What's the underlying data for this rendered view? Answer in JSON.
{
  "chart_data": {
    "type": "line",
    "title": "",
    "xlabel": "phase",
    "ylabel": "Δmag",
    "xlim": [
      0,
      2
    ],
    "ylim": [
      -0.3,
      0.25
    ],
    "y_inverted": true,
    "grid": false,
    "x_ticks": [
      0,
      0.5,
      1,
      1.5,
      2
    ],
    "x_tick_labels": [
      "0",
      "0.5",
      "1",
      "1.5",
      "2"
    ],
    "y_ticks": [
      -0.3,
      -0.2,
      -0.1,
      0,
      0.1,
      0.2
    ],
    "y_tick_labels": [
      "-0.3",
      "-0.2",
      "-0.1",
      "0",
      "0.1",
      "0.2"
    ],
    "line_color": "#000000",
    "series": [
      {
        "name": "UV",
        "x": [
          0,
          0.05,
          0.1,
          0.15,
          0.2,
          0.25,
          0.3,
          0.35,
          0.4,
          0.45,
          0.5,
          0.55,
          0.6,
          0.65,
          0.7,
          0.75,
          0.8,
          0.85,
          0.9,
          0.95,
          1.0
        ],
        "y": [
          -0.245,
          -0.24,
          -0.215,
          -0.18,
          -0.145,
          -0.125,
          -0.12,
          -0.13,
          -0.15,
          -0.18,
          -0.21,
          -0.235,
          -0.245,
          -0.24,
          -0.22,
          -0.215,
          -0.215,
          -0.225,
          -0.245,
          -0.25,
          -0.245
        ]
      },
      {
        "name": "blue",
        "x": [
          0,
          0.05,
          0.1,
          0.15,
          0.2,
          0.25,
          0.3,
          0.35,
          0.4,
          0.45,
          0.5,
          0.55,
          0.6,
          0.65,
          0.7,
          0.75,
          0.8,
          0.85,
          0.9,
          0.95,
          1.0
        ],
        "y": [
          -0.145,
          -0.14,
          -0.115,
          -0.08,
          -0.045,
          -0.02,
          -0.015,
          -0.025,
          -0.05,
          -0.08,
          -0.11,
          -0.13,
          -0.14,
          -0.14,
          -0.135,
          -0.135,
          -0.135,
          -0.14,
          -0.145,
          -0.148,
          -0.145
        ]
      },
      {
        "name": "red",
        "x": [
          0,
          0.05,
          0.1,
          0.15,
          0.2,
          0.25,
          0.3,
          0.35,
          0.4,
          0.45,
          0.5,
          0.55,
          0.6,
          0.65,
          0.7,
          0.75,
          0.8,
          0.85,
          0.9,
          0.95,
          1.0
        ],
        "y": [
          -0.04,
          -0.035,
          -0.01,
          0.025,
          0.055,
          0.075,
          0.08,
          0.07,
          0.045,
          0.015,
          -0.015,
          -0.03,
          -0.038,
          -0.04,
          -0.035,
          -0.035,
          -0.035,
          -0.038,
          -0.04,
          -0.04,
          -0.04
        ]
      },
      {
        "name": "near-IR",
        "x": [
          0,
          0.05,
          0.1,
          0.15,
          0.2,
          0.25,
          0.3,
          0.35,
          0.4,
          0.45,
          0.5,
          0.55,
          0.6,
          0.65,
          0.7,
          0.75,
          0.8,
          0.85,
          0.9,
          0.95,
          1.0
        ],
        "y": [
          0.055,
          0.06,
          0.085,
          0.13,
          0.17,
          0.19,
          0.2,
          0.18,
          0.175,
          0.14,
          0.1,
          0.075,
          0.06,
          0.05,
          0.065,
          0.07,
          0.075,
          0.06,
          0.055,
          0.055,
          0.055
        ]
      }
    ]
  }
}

:::::

INSTRUCTIONS FOR THE TASK: Search the lines above for the string "name", then show every one that has it.

FINISHED TASK:
        "name": "UV",
        "name": "blue",
        "name": "red",
        "name": "near-IR",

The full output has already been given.